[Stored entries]
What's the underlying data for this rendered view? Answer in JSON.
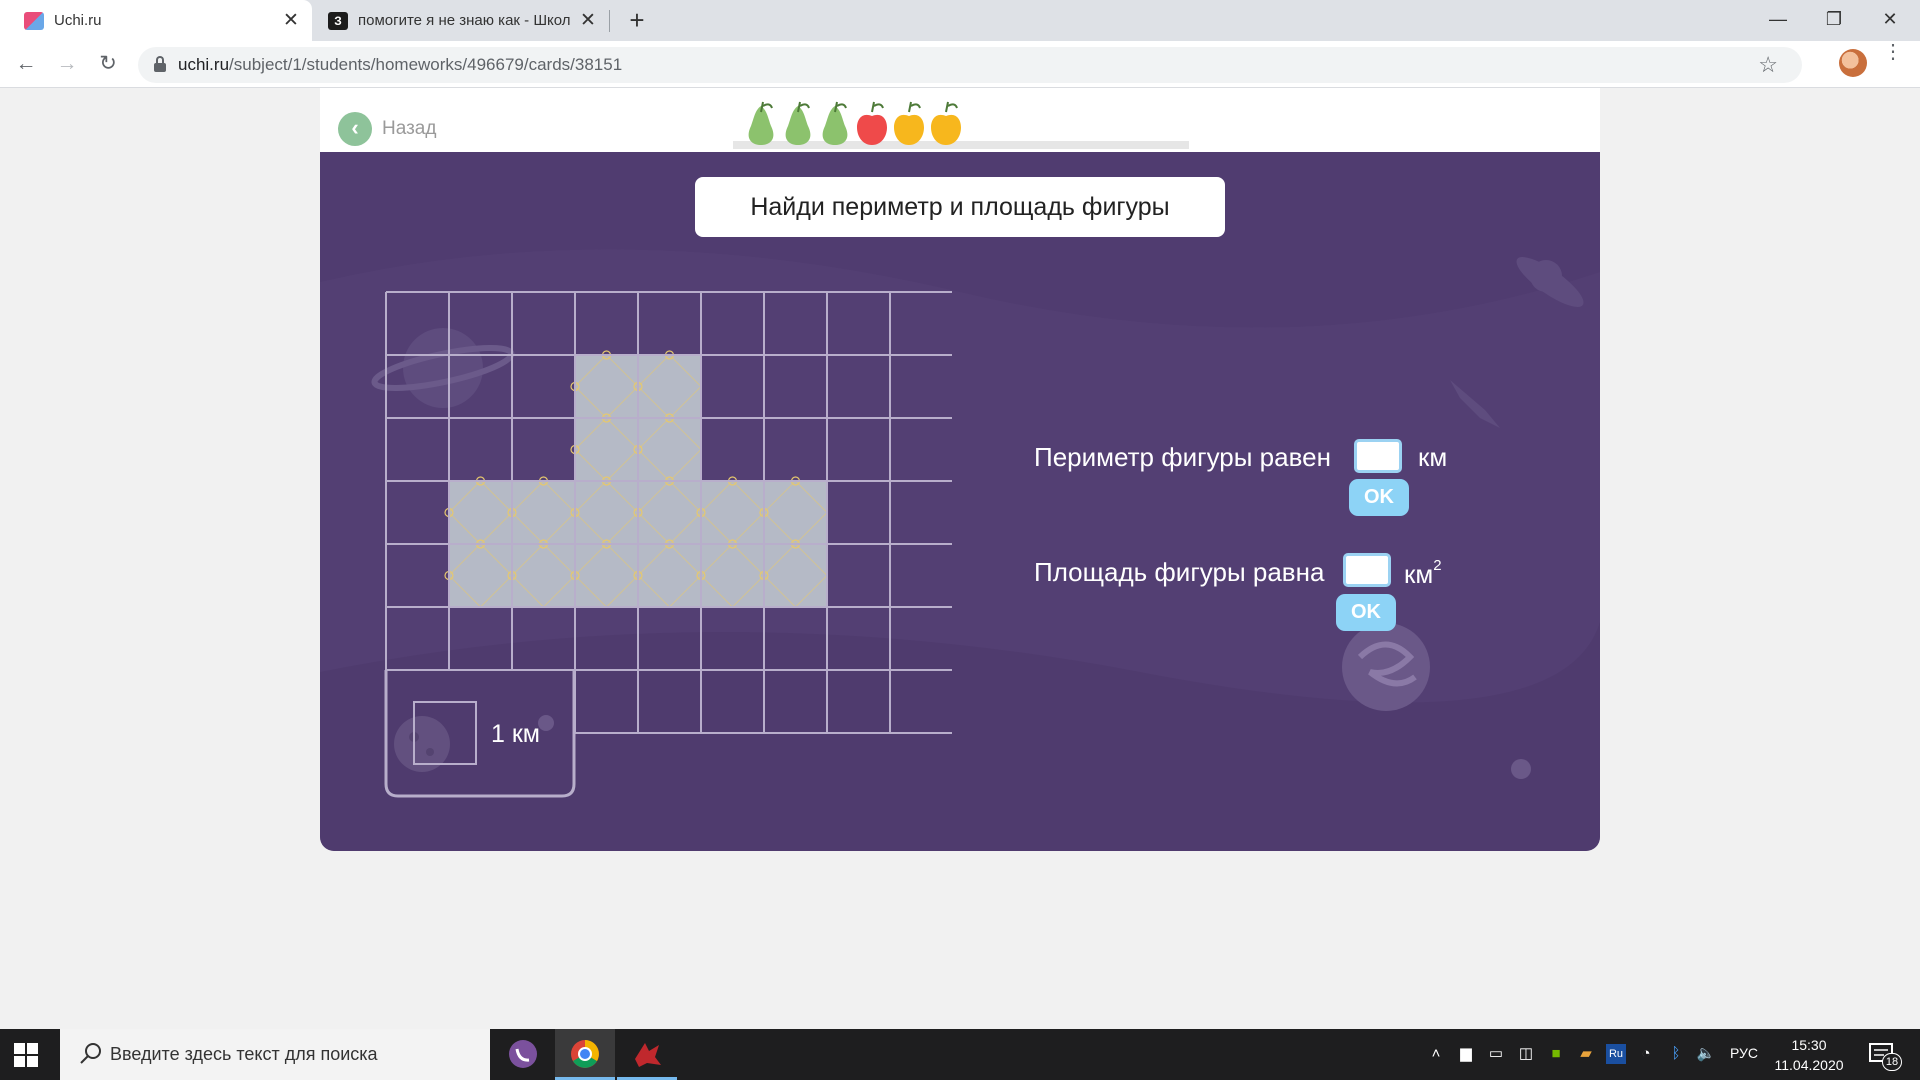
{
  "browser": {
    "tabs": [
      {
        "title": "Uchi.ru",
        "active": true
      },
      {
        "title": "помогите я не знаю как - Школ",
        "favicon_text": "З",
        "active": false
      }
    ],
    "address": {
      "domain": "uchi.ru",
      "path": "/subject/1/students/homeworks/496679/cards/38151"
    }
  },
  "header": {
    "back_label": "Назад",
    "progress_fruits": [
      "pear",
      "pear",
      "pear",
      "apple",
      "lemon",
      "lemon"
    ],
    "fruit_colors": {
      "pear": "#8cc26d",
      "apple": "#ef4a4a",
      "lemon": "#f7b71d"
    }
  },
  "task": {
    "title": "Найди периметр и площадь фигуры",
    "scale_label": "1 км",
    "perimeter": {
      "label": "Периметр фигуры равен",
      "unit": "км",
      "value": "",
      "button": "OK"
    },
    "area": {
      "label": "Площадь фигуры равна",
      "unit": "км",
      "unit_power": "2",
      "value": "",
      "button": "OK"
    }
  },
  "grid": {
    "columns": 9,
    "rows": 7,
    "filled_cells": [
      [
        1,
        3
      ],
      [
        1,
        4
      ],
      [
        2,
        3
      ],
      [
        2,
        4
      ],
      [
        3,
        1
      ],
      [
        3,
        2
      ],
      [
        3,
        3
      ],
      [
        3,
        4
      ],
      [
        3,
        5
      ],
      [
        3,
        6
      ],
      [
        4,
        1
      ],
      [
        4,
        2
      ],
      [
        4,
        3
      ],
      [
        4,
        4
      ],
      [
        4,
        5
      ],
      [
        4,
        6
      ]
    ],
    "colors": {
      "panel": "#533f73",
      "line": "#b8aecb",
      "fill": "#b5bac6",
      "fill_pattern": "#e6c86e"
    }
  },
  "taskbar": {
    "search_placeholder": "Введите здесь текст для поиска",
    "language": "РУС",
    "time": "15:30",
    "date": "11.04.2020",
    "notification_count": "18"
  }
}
...
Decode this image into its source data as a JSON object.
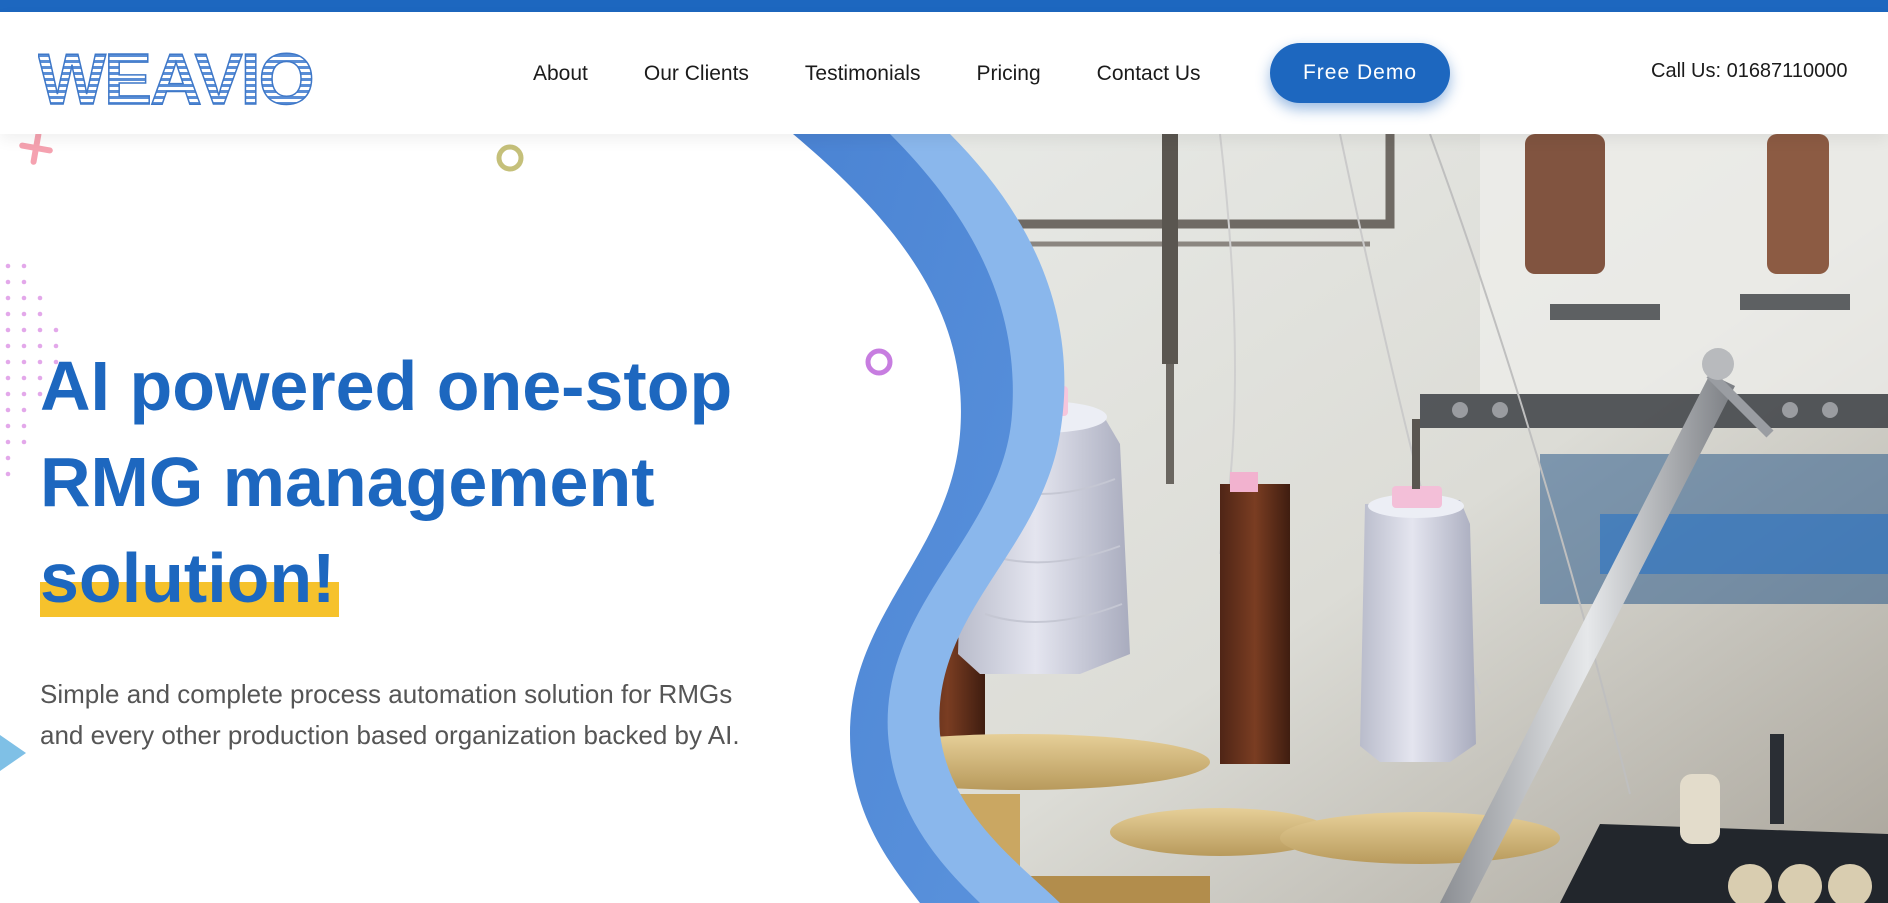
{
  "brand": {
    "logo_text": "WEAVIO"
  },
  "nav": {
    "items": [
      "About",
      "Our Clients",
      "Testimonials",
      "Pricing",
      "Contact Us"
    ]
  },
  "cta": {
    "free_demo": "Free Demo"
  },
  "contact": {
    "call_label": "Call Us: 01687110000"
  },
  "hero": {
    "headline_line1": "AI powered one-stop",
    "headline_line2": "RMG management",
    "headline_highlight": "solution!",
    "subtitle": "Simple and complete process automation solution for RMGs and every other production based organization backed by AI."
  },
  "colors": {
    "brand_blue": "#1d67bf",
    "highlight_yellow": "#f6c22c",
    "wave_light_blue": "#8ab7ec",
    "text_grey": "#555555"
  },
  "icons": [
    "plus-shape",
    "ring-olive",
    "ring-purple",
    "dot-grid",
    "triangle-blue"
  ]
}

THE EXERCISE = Filter for "JSON". Return all lines that hold it.

SOLUTION FOR THIS PROBLEM =
What's the underlying data for this rendered view? Answer in JSON.
Decode this image into its source data as a JSON object.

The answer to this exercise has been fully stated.